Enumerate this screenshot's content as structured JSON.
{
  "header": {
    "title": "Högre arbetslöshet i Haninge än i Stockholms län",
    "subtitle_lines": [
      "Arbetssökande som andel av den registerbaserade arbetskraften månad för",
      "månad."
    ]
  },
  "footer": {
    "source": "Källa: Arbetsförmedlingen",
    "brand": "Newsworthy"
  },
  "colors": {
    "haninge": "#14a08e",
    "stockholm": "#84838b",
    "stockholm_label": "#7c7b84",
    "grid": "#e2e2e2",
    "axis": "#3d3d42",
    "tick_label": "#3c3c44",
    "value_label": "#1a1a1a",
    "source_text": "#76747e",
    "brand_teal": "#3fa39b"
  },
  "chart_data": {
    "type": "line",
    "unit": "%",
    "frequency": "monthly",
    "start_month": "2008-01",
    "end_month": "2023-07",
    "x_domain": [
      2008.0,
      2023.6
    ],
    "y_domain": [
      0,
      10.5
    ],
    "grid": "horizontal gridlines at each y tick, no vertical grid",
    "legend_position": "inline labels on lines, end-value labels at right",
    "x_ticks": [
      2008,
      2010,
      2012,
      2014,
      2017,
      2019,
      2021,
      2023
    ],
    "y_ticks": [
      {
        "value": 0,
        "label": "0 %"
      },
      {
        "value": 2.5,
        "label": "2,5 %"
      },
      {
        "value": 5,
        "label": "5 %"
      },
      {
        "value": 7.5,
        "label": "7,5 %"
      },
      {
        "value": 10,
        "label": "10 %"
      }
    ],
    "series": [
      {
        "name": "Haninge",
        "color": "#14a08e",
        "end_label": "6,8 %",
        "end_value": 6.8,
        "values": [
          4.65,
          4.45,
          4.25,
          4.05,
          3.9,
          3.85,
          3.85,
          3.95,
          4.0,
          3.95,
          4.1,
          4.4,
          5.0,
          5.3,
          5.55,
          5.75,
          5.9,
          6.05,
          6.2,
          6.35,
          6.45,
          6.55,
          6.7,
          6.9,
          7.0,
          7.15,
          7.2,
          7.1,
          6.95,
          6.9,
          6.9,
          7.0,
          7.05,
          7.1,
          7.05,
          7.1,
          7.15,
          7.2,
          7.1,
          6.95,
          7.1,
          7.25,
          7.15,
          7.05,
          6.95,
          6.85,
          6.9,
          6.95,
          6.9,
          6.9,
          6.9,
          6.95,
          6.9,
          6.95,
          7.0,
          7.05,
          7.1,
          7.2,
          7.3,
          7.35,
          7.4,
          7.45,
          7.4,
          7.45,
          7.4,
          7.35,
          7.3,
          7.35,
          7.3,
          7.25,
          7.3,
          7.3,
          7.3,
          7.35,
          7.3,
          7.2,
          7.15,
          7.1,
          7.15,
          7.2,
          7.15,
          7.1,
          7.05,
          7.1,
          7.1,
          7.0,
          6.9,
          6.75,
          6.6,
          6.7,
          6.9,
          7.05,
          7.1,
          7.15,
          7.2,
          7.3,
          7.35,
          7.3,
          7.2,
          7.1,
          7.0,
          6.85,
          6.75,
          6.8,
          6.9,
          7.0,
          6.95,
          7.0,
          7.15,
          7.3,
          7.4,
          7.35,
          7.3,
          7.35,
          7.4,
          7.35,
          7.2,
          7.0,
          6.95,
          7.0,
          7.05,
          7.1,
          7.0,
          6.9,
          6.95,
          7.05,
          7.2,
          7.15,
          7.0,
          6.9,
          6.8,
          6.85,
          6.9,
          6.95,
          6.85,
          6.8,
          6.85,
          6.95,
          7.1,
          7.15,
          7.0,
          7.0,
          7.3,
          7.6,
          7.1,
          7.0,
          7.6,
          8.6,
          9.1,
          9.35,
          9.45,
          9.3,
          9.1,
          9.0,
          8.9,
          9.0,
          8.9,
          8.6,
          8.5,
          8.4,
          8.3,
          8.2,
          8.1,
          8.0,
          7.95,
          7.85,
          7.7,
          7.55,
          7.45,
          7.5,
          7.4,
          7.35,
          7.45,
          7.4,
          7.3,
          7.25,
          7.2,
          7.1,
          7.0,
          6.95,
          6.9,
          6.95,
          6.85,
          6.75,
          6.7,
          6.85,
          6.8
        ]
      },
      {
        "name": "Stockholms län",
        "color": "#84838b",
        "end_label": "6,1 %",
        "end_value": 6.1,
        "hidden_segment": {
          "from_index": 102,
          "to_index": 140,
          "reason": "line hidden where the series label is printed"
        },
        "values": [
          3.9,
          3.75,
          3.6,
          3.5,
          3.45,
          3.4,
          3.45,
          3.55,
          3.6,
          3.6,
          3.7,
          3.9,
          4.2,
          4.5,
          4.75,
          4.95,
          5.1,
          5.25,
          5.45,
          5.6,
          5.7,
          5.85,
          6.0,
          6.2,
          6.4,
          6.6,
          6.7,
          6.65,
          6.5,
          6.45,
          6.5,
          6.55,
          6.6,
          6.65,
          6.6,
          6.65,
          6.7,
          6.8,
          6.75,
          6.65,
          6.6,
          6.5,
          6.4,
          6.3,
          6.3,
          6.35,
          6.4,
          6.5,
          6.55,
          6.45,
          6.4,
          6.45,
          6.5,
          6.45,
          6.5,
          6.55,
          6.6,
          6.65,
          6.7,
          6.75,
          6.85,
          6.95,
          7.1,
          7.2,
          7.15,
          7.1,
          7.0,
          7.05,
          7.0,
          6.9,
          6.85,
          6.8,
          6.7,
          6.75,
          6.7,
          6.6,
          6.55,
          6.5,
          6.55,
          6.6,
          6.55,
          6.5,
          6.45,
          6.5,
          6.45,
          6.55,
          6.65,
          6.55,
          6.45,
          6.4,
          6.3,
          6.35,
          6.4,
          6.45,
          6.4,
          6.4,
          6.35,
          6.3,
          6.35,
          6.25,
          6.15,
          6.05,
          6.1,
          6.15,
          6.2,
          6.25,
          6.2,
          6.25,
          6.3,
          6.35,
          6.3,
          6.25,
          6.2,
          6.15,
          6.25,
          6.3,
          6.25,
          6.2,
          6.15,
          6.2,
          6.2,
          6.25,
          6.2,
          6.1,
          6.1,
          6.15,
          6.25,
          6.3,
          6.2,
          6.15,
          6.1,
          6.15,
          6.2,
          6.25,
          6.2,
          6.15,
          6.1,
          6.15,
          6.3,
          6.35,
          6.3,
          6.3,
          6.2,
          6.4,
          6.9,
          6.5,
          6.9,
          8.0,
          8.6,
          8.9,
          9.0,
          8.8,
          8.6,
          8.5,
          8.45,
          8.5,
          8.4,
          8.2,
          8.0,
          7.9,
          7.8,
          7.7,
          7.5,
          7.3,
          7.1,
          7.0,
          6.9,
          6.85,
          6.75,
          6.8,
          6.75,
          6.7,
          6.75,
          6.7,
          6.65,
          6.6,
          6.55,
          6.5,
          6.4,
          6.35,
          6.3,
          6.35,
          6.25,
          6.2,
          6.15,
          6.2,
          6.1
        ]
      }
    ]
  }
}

_____

List every line above that contains the word "series".

RESULT FOR THIS EXERCISE —
    "series": [
          "reason": "line hidden where the series label is printed"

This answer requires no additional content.